**PROBLEM TO WORK ON**
Identify all lines below that hold "this" and collect them.
━━━
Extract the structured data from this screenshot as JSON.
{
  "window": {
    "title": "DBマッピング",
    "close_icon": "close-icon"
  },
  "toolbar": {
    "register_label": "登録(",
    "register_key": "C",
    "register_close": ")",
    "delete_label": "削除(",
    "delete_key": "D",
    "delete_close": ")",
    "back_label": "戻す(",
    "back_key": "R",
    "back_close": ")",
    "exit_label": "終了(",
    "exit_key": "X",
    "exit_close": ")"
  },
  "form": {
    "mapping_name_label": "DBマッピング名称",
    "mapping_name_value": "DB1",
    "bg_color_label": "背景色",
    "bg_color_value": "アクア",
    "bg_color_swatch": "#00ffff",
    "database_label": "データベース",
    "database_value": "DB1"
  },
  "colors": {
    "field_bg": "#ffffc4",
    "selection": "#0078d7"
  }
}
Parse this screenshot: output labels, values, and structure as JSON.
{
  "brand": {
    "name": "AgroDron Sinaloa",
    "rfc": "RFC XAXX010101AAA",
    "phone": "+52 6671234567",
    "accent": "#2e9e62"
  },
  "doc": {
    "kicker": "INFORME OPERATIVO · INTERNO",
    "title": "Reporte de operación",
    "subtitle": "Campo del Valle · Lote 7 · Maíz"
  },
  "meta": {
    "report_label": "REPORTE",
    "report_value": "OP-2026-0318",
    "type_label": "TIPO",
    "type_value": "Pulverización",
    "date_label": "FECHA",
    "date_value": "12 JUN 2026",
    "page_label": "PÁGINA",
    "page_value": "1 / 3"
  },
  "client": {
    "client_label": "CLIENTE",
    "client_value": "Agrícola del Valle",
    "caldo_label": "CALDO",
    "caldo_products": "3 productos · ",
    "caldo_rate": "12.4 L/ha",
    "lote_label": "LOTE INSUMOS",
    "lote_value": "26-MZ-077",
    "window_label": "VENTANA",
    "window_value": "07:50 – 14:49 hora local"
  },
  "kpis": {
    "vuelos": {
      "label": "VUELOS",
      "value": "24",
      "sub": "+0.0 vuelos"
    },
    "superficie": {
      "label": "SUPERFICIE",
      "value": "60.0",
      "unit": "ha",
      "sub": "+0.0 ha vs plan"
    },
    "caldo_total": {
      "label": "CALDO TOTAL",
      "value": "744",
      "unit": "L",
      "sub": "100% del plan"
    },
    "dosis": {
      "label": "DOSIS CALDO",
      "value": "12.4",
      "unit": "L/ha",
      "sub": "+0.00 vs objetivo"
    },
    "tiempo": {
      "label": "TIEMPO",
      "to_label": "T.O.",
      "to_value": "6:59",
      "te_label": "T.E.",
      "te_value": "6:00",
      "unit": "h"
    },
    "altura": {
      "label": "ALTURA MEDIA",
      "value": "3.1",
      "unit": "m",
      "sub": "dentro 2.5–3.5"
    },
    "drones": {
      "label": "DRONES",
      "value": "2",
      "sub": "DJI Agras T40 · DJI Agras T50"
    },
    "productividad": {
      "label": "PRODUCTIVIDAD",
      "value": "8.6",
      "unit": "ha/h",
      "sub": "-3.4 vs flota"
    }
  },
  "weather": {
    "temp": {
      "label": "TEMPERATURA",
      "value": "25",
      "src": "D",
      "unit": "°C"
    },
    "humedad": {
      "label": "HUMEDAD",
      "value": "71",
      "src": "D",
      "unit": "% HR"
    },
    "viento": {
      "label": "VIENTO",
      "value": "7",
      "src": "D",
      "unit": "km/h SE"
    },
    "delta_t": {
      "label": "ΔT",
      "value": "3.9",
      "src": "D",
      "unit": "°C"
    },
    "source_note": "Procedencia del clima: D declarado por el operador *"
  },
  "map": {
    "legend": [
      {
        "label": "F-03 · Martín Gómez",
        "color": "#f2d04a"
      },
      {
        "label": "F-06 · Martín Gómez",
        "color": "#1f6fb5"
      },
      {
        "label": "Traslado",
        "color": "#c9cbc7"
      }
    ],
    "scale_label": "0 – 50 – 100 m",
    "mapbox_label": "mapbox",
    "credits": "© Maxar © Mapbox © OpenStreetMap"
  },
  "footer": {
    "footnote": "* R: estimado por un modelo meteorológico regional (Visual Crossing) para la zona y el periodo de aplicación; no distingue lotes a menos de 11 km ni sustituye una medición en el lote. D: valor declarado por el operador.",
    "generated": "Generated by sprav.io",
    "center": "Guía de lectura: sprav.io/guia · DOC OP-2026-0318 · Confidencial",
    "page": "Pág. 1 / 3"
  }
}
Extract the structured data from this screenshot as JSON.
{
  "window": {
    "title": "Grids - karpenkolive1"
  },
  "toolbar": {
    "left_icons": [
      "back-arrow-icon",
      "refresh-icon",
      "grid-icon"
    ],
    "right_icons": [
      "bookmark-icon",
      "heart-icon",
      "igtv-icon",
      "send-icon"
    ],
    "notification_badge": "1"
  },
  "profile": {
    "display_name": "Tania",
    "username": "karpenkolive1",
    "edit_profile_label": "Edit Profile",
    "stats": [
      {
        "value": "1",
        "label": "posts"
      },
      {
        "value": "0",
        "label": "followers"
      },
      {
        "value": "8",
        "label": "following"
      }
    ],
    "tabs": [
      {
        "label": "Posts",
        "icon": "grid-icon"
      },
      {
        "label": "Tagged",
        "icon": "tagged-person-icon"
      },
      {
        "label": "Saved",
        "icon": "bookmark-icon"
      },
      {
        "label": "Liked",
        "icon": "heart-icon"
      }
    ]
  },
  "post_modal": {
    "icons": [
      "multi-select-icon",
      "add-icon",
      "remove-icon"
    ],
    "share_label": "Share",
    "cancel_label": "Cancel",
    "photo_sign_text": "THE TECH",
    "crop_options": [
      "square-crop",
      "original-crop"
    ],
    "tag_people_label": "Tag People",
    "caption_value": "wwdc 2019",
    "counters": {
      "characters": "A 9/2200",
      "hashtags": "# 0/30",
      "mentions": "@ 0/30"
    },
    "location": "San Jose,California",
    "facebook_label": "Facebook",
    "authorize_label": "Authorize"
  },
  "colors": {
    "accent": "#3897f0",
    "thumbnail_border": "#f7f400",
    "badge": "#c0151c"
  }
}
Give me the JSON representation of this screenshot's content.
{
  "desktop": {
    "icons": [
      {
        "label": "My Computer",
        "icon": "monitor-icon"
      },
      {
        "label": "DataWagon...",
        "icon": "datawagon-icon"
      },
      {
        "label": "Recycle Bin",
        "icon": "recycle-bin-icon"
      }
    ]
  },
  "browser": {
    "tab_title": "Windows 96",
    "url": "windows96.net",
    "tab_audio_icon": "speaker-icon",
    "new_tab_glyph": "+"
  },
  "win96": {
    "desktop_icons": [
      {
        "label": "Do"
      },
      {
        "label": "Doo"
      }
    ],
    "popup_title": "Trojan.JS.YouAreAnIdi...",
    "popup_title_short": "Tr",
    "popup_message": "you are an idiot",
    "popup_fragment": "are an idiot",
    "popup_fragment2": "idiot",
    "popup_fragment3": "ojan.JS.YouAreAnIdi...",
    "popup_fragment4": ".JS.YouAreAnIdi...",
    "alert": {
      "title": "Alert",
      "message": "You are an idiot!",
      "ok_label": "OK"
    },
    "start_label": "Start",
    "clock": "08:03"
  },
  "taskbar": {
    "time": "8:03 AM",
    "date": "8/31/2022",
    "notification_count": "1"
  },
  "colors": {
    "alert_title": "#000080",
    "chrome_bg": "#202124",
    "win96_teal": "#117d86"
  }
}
━━━
**OUTPUT BELOW**
Extract the structured data from this screenshot as JSON.
Parse this screenshot: output labels, values, and structure as JSON.
Extract the structured data from this screenshot as JSON.
Give me the JSON representation of this screenshot's content.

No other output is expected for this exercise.